EXERCISE TASK:
The exercise asks you to copy every line below in which "Индукция" appears.

SUPPLIED ENTRIES:
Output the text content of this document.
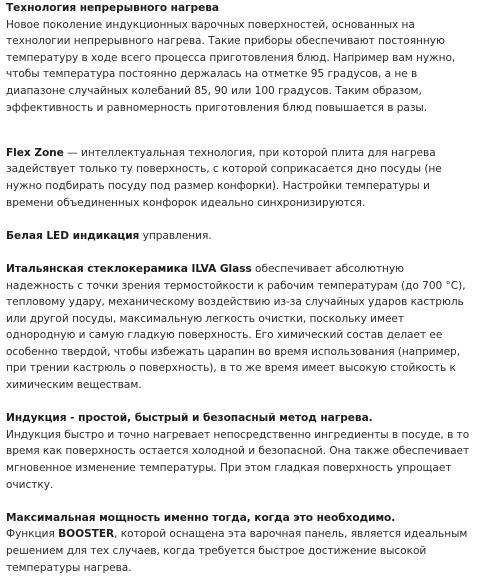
Технология непрерывного нагрева

Новое поколение индукционных варочных поверхностей, основанных на технологии непрерывного нагрева. Такие приборы обеспечивают постоянную температуру в ходе всего процесса приготовления блюд. Например вам нужно, чтобы температура постоянно держалась на отметке 95 градусов, а не в диапазоне случайных колебаний 85, 90 или 100 градусов. Таким образом, эффективность и равномерность приготовления блюд повышается в разы.

Flex Zone — интеллектуальная технология, при которой плита для нагрева задействует только ту поверхность, с которой соприкасается дно посуды (не нужно подбирать посуду под размер конфорки). Настройки температуры и времени объединенных конфорок идеально синхронизируются.

Белая LED индикация управления.

Итальянская стеклокерамика ILVA Glass обеспечивает абсолютную надежность с точки зрения термостойкости к рабочим температурам (до 700 °С), тепловому удару, механическому воздействию из-за случайных ударов кастрюль или другой посуды, максимальную легкость очистки, поскольку имеет однородную и самую гладкую поверхность. Его химический состав делает ее особенно твердой, чтобы избежать царапин во время использования (например, при трении кастрюль о поверхность), в то же время имеет высокую стойкость к химическим веществам.

Индукция - простой, быстрый и безопасный метод нагрева.

Индукция быстро и точно нагревает непосредственно ингредиенты в посуде, в то время как поверхность остается холодной и безопасной. Она также обеспечивает мгновенное изменение температуры. При этом гладкая поверхность упрощает очистку.

Максимальная мощность именно тогда, когда это необходимо.

Функция BOOSTER, которой оснащена эта варочная панель, является идеальным решением для тех случаев, когда требуется быстрое достижение высокой температуры нагрева.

WRITTEN SOLUTION:
Индукция - простой, быстрый и безопасный метод нагрева.
Индукция быстро и точно нагревает непосредственно ингредиенты в посуде, в то время как поверхность остается холодной и безопасной. Она также обеспечивает мгновенное изменение температуры. При этом гладкая поверхность упрощает очистку.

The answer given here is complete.